Dataset:
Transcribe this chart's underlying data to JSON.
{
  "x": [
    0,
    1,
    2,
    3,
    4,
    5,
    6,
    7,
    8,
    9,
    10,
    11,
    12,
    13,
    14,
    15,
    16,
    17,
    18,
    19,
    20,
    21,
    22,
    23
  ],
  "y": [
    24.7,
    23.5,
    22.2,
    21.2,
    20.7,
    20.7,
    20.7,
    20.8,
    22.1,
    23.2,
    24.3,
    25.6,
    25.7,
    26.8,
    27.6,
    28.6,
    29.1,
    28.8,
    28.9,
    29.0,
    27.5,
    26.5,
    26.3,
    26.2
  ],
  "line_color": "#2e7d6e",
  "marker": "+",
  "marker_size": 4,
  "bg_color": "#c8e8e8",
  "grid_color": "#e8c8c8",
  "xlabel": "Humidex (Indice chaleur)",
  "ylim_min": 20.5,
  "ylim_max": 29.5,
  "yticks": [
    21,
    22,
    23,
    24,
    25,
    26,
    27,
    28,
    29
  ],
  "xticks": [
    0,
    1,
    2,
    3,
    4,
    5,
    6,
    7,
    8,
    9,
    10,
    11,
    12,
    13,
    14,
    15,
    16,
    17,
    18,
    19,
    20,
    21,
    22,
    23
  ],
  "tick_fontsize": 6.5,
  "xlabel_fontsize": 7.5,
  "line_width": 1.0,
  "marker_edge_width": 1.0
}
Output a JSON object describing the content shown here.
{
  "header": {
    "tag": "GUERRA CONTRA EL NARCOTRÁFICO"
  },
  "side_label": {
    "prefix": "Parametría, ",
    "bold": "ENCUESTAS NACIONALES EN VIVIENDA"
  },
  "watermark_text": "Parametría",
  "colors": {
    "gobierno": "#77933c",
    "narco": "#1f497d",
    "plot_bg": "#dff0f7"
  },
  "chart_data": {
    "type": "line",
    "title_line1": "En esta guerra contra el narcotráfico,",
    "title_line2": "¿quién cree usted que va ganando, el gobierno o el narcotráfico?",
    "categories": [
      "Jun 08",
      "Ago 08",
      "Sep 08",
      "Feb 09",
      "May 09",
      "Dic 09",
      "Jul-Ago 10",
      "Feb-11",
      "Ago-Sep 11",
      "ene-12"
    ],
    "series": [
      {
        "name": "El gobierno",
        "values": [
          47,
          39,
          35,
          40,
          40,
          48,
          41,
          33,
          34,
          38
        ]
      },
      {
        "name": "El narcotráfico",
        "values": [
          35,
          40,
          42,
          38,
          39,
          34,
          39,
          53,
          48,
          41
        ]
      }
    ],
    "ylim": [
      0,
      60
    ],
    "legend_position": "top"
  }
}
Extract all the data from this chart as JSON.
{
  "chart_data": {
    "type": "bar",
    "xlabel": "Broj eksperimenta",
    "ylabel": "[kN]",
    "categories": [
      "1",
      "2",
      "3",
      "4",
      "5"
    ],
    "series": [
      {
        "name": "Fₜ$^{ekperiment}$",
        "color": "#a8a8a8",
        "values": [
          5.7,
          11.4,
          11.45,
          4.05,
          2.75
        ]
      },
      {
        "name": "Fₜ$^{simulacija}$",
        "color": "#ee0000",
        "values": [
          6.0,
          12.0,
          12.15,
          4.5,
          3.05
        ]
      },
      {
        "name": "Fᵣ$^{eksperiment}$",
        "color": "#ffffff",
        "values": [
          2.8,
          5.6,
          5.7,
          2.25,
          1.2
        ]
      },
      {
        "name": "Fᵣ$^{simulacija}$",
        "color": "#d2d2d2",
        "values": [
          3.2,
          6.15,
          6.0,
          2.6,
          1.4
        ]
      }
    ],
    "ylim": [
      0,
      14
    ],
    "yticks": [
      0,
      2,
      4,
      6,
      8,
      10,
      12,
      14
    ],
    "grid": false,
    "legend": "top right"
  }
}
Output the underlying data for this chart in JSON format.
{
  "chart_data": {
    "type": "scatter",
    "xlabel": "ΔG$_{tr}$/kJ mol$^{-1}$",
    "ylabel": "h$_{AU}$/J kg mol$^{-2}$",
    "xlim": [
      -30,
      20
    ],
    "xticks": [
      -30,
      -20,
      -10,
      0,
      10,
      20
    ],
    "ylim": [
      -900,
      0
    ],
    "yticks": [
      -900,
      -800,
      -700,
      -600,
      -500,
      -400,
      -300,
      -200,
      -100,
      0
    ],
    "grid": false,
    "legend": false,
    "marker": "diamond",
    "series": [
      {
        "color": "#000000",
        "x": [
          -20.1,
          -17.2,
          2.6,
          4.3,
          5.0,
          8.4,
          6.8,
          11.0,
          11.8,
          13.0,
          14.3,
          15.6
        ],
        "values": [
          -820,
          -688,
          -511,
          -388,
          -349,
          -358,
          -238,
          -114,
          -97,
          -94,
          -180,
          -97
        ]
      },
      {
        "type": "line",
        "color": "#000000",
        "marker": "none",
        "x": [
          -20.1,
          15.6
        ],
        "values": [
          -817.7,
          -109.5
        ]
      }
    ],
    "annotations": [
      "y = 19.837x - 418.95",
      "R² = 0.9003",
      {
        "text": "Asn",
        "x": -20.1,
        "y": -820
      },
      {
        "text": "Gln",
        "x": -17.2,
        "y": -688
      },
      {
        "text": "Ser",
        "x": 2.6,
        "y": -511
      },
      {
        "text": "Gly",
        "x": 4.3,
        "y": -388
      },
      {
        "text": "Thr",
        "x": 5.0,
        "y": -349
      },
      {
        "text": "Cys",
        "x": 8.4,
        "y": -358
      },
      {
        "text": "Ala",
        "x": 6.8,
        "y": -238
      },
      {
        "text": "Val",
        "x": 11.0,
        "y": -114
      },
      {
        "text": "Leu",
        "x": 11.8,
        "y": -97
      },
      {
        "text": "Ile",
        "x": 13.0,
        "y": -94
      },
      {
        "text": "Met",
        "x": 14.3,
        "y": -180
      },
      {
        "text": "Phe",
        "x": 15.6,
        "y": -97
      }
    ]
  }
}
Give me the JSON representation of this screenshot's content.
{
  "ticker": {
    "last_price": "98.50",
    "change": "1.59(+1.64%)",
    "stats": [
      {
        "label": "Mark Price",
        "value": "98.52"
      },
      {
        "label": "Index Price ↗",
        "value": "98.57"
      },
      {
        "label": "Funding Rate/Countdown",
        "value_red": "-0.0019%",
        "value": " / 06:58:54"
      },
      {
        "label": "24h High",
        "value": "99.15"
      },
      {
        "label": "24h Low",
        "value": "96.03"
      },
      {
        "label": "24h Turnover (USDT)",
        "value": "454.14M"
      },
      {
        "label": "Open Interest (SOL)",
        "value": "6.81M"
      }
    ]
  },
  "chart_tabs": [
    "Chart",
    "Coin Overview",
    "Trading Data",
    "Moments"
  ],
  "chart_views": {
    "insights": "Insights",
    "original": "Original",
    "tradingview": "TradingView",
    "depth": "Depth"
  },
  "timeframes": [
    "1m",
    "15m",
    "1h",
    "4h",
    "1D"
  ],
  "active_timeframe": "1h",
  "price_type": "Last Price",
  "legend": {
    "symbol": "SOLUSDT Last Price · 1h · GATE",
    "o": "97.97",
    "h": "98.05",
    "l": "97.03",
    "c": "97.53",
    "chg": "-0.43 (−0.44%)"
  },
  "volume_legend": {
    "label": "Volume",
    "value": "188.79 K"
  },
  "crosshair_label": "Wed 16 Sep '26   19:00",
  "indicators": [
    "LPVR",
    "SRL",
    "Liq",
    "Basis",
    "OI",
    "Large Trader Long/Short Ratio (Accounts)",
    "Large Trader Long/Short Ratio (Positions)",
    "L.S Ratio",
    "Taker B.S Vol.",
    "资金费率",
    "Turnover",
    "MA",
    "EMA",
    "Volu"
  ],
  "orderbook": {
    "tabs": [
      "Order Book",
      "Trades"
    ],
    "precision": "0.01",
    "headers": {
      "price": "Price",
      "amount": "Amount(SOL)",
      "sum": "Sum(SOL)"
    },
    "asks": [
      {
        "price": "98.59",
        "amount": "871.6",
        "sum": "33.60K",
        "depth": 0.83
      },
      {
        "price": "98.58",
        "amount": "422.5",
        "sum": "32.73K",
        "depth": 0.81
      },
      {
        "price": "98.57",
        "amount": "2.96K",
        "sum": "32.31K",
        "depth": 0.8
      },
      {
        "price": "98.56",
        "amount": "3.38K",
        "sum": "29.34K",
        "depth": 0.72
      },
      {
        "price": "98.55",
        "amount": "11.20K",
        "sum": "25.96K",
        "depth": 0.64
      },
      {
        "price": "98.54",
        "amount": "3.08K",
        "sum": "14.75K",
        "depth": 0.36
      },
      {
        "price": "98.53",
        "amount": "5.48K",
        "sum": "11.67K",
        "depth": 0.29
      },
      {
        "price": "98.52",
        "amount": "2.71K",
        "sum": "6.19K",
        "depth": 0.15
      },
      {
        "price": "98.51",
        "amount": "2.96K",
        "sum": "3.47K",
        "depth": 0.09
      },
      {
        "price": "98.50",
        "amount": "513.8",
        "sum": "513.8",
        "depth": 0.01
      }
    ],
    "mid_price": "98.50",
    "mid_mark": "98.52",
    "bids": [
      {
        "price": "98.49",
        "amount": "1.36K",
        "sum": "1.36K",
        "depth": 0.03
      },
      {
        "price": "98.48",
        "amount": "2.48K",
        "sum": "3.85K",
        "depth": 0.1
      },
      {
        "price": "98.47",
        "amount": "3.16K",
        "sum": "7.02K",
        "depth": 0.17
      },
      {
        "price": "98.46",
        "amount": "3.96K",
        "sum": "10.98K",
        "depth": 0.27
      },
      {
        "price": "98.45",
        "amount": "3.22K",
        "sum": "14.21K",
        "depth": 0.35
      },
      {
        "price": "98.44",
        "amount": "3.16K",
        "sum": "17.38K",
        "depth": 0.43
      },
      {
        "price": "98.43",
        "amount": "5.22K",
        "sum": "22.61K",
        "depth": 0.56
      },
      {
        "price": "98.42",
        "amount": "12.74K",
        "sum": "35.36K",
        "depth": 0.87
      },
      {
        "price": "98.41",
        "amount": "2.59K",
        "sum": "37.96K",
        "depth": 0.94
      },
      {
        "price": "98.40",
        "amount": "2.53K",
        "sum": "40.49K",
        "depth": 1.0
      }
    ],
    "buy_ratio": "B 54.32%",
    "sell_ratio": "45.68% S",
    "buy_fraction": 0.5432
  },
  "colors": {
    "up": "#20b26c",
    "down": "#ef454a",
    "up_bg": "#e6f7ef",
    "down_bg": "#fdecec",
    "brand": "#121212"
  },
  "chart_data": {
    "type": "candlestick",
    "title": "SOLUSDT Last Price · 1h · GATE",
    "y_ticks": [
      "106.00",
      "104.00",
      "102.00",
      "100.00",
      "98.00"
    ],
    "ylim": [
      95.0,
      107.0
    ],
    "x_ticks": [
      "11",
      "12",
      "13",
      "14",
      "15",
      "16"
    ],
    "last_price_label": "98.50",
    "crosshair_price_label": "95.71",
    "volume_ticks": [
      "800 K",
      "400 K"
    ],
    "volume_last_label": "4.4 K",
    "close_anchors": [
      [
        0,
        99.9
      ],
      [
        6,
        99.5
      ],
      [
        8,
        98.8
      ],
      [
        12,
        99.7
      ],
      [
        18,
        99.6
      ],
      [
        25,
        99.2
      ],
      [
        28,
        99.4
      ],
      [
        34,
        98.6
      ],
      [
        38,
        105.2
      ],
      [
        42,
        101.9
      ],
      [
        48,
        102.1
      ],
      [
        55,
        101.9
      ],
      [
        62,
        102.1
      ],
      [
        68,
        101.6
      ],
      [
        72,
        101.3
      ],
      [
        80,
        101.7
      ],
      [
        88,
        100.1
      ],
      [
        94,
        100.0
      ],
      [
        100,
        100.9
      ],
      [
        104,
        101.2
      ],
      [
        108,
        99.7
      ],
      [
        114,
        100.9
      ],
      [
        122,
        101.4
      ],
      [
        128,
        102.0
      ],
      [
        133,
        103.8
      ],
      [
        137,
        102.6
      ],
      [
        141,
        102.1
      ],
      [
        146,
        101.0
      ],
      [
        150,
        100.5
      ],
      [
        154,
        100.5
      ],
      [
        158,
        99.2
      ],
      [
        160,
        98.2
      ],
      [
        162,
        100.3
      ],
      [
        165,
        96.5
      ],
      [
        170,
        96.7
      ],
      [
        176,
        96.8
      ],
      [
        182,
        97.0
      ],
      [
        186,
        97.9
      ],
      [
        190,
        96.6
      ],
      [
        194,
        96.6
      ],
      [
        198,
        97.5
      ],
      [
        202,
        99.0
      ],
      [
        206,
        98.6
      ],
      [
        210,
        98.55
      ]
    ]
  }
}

The request: Find all the lines containing "content" in the material, then copy them.

Final answer:
Output a JSON object describing the content shown here.
Give me the JSON representation of this screenshot's content.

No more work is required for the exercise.